■ Exercise goal: Quote the listing below in its entirety.

■ The records:
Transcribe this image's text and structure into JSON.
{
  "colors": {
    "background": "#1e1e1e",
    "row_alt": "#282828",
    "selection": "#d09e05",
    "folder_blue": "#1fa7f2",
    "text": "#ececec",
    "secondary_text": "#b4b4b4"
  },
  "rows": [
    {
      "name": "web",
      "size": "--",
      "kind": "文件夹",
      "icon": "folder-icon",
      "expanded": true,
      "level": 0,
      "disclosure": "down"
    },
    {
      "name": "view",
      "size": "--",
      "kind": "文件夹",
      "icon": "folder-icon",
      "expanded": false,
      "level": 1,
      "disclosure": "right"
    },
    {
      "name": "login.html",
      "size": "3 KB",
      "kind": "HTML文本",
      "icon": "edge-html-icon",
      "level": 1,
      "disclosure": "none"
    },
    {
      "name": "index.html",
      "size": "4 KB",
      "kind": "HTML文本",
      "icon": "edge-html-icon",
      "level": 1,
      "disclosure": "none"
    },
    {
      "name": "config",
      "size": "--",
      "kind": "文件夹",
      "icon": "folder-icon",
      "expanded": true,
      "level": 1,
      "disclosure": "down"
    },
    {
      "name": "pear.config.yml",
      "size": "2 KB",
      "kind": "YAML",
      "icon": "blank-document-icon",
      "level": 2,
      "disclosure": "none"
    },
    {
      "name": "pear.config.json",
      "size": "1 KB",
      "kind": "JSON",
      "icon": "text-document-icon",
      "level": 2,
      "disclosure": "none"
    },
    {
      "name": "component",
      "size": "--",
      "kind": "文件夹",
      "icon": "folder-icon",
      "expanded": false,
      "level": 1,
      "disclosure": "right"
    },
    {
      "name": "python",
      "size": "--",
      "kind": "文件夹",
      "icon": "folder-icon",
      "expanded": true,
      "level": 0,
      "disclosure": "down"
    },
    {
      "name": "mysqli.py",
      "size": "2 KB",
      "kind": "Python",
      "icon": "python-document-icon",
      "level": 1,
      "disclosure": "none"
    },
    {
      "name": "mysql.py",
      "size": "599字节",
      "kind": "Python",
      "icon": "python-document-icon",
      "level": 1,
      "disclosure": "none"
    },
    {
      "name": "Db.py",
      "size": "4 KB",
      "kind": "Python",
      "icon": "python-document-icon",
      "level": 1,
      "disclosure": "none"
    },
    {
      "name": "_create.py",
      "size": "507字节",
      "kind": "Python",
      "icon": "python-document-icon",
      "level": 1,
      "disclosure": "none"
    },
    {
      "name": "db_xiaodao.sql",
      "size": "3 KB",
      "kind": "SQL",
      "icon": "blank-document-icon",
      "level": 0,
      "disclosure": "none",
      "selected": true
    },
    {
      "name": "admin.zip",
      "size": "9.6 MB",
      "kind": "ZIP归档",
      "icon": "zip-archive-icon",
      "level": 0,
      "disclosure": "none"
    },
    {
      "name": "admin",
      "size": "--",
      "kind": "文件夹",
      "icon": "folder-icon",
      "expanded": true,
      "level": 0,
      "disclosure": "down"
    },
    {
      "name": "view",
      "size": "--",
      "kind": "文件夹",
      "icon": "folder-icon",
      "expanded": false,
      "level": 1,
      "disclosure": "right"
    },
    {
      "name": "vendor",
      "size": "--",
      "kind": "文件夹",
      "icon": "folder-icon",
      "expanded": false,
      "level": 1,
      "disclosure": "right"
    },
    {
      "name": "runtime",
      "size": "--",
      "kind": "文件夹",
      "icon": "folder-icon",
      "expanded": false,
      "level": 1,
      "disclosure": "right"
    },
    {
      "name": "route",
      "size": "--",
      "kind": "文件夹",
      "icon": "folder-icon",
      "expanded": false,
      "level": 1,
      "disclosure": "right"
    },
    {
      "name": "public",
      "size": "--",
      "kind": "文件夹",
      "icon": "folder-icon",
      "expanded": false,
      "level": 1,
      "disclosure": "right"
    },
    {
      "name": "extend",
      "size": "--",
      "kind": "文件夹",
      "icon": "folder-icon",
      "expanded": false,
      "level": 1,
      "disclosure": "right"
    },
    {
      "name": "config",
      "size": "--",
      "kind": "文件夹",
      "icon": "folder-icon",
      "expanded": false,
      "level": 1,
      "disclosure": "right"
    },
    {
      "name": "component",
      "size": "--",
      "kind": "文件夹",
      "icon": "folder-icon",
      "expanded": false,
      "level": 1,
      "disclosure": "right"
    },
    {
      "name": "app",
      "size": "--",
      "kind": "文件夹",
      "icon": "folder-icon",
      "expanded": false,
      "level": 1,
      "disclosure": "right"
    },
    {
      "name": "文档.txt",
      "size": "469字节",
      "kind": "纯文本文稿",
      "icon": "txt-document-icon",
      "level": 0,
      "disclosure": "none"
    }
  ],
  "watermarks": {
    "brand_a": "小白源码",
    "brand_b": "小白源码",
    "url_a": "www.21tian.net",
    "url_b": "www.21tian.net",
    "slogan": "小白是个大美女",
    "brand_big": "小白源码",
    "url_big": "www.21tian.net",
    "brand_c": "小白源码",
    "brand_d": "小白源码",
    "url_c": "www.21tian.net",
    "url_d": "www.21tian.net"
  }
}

■ Completed task:
Transcribe this image's text and structure into JSON.
{
  "colors": {
    "background": "#1e1e1e",
    "row_alt": "#282828",
    "selection": "#d09e05",
    "folder_blue": "#1fa7f2",
    "text": "#ececec",
    "secondary_text": "#b4b4b4"
  },
  "rows": [
    {
      "name": "web",
      "size": "--",
      "kind": "文件夹",
      "icon": "folder-icon",
      "expanded": true,
      "level": 0,
      "disclosure": "down"
    },
    {
      "name": "view",
      "size": "--",
      "kind": "文件夹",
      "icon": "folder-icon",
      "expanded": false,
      "level": 1,
      "disclosure": "right"
    },
    {
      "name": "login.html",
      "size": "3 KB",
      "kind": "HTML文本",
      "icon": "edge-html-icon",
      "level": 1,
      "disclosure": "none"
    },
    {
      "name": "index.html",
      "size": "4 KB",
      "kind": "HTML文本",
      "icon": "edge-html-icon",
      "level": 1,
      "disclosure": "none"
    },
    {
      "name": "config",
      "size": "--",
      "kind": "文件夹",
      "icon": "folder-icon",
      "expanded": true,
      "level": 1,
      "disclosure": "down"
    },
    {
      "name": "pear.config.yml",
      "size": "2 KB",
      "kind": "YAML",
      "icon": "blank-document-icon",
      "level": 2,
      "disclosure": "none"
    },
    {
      "name": "pear.config.json",
      "size": "1 KB",
      "kind": "JSON",
      "icon": "text-document-icon",
      "level": 2,
      "disclosure": "none"
    },
    {
      "name": "component",
      "size": "--",
      "kind": "文件夹",
      "icon": "folder-icon",
      "expanded": false,
      "level": 1,
      "disclosure": "right"
    },
    {
      "name": "python",
      "size": "--",
      "kind": "文件夹",
      "icon": "folder-icon",
      "expanded": true,
      "level": 0,
      "disclosure": "down"
    },
    {
      "name": "mysqli.py",
      "size": "2 KB",
      "kind": "Python",
      "icon": "python-document-icon",
      "level": 1,
      "disclosure": "none"
    },
    {
      "name": "mysql.py",
      "size": "599字节",
      "kind": "Python",
      "icon": "python-document-icon",
      "level": 1,
      "disclosure": "none"
    },
    {
      "name": "Db.py",
      "size": "4 KB",
      "kind": "Python",
      "icon": "python-document-icon",
      "level": 1,
      "disclosure": "none"
    },
    {
      "name": "_create.py",
      "size": "507字节",
      "kind": "Python",
      "icon": "python-document-icon",
      "level": 1,
      "disclosure": "none"
    },
    {
      "name": "db_xiaodao.sql",
      "size": "3 KB",
      "kind": "SQL",
      "icon": "blank-document-icon",
      "level": 0,
      "disclosure": "none",
      "selected": true
    },
    {
      "name": "admin.zip",
      "size": "9.6 MB",
      "kind": "ZIP归档",
      "icon": "zip-archive-icon",
      "level": 0,
      "disclosure": "none"
    },
    {
      "name": "admin",
      "size": "--",
      "kind": "文件夹",
      "icon": "folder-icon",
      "expanded": true,
      "level": 0,
      "disclosure": "down"
    },
    {
      "name": "view",
      "size": "--",
      "kind": "文件夹",
      "icon": "folder-icon",
      "expanded": false,
      "level": 1,
      "disclosure": "right"
    },
    {
      "name": "vendor",
      "size": "--",
      "kind": "文件夹",
      "icon": "folder-icon",
      "expanded": false,
      "level": 1,
      "disclosure": "right"
    },
    {
      "name": "runtime",
      "size": "--",
      "kind": "文件夹",
      "icon": "folder-icon",
      "expanded": false,
      "level": 1,
      "disclosure": "right"
    },
    {
      "name": "route",
      "size": "--",
      "kind": "文件夹",
      "icon": "folder-icon",
      "expanded": false,
      "level": 1,
      "disclosure": "right"
    },
    {
      "name": "public",
      "size": "--",
      "kind": "文件夹",
      "icon": "folder-icon",
      "expanded": false,
      "level": 1,
      "disclosure": "right"
    },
    {
      "name": "extend",
      "size": "--",
      "kind": "文件夹",
      "icon": "folder-icon",
      "expanded": false,
      "level": 1,
      "disclosure": "right"
    },
    {
      "name": "config",
      "size": "--",
      "kind": "文件夹",
      "icon": "folder-icon",
      "expanded": false,
      "level": 1,
      "disclosure": "right"
    },
    {
      "name": "component",
      "size": "--",
      "kind": "文件夹",
      "icon": "folder-icon",
      "expanded": false,
      "level": 1,
      "disclosure": "right"
    },
    {
      "name": "app",
      "size": "--",
      "kind": "文件夹",
      "icon": "folder-icon",
      "expanded": false,
      "level": 1,
      "disclosure": "right"
    },
    {
      "name": "文档.txt",
      "size": "469字节",
      "kind": "纯文本文稿",
      "icon": "txt-document-icon",
      "level": 0,
      "disclosure": "none"
    }
  ],
  "watermarks": {
    "brand_a": "小白源码",
    "brand_b": "小白源码",
    "url_a": "www.21tian.net",
    "url_b": "www.21tian.net",
    "slogan": "小白是个大美女",
    "brand_big": "小白源码",
    "url_big": "www.21tian.net",
    "brand_c": "小白源码",
    "brand_d": "小白源码",
    "url_c": "www.21tian.net",
    "url_d": "www.21tian.net"
  }
}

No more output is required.